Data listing
* * * * * * * * *

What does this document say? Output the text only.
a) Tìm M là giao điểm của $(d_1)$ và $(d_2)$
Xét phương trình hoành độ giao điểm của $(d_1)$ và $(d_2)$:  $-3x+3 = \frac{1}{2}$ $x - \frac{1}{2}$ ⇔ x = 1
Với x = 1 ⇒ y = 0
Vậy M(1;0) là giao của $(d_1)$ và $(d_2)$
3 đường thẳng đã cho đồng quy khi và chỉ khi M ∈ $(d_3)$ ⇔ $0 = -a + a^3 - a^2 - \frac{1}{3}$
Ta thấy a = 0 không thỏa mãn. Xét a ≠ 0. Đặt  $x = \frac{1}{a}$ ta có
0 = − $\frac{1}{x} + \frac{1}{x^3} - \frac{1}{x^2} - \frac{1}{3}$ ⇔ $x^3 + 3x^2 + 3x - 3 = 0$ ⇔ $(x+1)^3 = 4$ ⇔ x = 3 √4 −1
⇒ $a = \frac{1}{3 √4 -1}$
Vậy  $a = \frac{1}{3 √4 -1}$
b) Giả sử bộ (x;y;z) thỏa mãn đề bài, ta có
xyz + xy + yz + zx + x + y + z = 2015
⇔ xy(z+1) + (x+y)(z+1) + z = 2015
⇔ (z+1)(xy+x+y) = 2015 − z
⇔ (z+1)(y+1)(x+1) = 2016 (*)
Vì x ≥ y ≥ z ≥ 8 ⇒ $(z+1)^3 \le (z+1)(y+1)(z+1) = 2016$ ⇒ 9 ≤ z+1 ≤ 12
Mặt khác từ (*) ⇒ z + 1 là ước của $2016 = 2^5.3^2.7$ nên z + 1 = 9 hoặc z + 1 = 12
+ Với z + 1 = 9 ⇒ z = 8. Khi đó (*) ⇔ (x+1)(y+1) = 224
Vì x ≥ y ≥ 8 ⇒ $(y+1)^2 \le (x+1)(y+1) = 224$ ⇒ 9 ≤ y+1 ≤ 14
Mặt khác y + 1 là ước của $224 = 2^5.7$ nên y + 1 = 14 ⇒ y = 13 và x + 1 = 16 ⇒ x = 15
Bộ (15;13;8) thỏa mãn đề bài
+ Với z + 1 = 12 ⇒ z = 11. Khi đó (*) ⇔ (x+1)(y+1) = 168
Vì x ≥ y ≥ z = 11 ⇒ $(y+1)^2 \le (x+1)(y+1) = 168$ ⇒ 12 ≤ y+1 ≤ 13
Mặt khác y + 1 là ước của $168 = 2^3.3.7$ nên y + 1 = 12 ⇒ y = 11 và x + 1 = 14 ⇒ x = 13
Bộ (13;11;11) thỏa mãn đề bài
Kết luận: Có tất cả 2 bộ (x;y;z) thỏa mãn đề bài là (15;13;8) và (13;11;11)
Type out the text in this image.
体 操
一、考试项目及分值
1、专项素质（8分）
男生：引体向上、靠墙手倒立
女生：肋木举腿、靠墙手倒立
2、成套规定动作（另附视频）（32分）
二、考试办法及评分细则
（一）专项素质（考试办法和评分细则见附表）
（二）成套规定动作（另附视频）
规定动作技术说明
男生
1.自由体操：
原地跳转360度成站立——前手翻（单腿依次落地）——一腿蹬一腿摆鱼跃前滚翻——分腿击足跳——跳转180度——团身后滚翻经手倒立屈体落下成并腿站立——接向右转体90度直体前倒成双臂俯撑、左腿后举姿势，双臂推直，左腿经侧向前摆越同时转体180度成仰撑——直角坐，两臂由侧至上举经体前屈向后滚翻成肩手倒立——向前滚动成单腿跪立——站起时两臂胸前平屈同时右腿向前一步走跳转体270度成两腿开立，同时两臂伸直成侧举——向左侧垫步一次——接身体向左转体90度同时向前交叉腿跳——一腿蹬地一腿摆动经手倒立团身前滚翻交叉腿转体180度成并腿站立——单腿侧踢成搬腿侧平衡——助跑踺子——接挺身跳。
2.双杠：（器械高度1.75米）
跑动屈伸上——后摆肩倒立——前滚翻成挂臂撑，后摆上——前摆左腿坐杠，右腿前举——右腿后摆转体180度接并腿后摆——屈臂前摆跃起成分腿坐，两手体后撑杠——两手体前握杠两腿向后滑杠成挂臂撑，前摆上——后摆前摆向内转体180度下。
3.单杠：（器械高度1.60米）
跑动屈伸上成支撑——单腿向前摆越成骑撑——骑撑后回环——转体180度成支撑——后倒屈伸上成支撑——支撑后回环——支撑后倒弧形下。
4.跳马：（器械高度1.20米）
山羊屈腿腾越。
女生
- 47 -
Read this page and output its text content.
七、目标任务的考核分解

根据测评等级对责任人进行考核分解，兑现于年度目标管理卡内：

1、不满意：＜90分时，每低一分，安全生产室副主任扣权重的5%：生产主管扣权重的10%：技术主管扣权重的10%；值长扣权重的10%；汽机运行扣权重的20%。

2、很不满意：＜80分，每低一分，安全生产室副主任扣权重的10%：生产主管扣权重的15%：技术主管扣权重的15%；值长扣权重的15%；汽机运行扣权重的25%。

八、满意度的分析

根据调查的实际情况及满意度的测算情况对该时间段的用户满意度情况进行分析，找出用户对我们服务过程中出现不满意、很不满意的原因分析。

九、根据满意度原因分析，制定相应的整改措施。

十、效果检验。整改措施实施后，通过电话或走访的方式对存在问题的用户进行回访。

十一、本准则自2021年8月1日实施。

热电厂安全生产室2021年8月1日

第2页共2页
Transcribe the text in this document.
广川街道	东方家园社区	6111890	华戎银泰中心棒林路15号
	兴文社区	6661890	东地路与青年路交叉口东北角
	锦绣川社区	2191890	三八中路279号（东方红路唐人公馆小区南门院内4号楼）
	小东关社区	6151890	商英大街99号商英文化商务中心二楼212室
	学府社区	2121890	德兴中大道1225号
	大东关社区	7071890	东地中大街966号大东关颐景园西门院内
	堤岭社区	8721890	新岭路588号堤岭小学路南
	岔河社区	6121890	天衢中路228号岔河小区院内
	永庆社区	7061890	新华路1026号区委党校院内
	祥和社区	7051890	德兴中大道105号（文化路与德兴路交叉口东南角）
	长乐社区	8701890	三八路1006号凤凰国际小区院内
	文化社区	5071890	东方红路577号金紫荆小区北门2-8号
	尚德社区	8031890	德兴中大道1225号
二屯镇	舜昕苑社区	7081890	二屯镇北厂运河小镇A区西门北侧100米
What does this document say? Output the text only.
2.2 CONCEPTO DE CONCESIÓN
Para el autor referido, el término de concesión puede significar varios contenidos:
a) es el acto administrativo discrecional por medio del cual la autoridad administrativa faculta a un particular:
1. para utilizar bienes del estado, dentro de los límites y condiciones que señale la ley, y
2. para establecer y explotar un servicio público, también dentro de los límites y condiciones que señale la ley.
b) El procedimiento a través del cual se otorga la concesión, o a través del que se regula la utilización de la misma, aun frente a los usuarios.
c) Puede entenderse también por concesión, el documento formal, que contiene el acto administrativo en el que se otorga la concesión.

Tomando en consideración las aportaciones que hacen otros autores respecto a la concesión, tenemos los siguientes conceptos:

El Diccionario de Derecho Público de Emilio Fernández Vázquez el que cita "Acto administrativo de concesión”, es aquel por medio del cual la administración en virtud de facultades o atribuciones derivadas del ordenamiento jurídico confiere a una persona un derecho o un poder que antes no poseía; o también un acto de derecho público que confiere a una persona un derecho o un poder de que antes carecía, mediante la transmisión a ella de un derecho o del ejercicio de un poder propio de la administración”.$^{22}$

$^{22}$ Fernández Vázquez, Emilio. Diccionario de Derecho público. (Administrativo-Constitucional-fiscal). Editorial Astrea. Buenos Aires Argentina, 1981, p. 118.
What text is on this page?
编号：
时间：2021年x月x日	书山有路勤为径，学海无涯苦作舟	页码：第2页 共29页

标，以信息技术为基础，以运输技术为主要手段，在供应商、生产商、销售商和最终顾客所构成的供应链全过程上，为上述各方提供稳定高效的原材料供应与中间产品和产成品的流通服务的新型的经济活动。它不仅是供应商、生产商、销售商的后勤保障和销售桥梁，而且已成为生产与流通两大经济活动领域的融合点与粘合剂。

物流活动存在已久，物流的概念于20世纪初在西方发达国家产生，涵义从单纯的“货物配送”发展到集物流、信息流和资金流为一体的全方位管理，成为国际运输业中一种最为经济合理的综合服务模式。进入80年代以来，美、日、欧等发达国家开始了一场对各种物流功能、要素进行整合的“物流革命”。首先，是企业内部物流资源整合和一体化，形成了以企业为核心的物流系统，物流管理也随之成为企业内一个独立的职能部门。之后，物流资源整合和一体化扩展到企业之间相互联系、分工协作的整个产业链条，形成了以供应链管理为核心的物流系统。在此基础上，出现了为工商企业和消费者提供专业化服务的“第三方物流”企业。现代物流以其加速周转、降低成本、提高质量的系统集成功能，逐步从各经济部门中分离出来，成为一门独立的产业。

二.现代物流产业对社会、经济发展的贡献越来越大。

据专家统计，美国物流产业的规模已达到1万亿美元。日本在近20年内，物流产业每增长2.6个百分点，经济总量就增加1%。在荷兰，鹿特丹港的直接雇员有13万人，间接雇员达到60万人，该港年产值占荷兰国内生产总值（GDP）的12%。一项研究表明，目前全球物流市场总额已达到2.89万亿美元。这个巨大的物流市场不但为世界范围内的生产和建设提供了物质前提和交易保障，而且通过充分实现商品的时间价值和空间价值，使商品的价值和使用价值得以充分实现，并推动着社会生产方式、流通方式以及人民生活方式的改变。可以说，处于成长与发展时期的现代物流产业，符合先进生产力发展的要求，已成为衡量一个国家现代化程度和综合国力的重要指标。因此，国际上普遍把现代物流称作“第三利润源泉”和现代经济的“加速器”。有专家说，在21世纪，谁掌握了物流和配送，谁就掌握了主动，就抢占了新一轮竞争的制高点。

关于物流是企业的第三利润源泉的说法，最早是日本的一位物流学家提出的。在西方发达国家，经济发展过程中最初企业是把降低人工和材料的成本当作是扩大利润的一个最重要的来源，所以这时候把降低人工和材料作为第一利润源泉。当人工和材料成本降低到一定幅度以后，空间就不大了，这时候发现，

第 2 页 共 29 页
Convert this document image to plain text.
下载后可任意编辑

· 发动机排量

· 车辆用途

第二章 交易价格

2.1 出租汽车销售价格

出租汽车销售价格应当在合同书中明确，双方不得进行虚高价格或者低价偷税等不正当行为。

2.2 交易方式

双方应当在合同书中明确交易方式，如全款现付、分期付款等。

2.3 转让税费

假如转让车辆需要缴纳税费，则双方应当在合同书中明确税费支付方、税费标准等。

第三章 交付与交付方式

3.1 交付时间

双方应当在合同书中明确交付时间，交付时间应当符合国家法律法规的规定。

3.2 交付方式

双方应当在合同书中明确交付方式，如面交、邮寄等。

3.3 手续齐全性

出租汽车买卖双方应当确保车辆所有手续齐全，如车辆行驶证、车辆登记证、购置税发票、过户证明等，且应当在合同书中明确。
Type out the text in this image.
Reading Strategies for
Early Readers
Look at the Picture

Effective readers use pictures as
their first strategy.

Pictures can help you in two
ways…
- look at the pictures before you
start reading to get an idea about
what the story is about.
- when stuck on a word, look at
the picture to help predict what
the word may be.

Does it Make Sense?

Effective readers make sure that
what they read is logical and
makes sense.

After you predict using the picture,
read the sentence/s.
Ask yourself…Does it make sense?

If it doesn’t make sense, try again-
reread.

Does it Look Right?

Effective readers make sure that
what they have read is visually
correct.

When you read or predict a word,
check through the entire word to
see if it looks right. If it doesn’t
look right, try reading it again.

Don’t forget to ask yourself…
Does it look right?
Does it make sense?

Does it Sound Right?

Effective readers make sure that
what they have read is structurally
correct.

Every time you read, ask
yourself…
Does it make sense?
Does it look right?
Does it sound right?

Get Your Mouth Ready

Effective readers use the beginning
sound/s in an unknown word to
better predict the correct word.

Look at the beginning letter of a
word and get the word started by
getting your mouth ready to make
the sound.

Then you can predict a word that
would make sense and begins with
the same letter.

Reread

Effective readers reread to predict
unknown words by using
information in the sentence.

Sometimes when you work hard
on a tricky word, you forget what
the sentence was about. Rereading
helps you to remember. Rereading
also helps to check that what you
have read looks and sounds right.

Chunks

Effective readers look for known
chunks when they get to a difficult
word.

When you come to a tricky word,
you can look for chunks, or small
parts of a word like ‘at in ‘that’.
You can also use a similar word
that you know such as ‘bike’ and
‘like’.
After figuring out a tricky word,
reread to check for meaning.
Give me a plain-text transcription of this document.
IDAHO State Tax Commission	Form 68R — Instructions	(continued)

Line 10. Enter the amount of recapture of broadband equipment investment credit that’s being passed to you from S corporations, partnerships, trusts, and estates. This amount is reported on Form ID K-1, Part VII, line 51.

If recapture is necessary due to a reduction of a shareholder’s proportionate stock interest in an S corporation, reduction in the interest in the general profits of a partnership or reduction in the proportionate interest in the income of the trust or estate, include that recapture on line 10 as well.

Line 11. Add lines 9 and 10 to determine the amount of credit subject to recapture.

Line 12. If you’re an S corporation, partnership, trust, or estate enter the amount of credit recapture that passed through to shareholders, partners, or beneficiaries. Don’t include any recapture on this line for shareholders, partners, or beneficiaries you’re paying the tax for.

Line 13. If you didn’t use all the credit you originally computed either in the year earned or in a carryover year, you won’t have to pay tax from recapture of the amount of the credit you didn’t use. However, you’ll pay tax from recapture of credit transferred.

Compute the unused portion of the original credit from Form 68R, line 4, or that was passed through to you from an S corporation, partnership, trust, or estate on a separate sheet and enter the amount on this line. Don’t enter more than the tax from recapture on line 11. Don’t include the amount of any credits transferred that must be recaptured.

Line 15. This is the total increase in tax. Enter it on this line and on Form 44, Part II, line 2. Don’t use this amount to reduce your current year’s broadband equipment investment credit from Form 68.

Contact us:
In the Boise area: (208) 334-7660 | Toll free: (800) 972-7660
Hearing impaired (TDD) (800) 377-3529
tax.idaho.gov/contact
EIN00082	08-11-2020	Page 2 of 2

* * * * * * * * *

Check the data for the word "from" and pull out the lines that have it.

Written solution:
Line 10. Enter the amount of recapture of broadband equipment investment credit that’s being passed to you from S corporations, partnerships, trusts, and estates. This amount is reported on Form ID K-1, Part VII, line 51.
Line 13. If you didn’t use all the credit you originally computed either in the year earned or in a carryover year, you won’t have to pay tax from recapture of the amount of the credit you didn’t use. However, you’ll pay tax from recapture of credit transferred.
Compute the unused portion of the original credit from Form 68R, line 4, or that was passed through to you from an S corporation, partnership, trust, or estate on a separate sheet and enter the amount on this line. Don’t enter more than the tax from recapture on line 11. Don’t include the amount of any credits transferred that must be recaptured.
Line 15. This is the total increase in tax. Enter it on this line and on Form 44, Part II, line 2. Don’t use this amount to reduce your current year’s broadband equipment investment credit from Form 68.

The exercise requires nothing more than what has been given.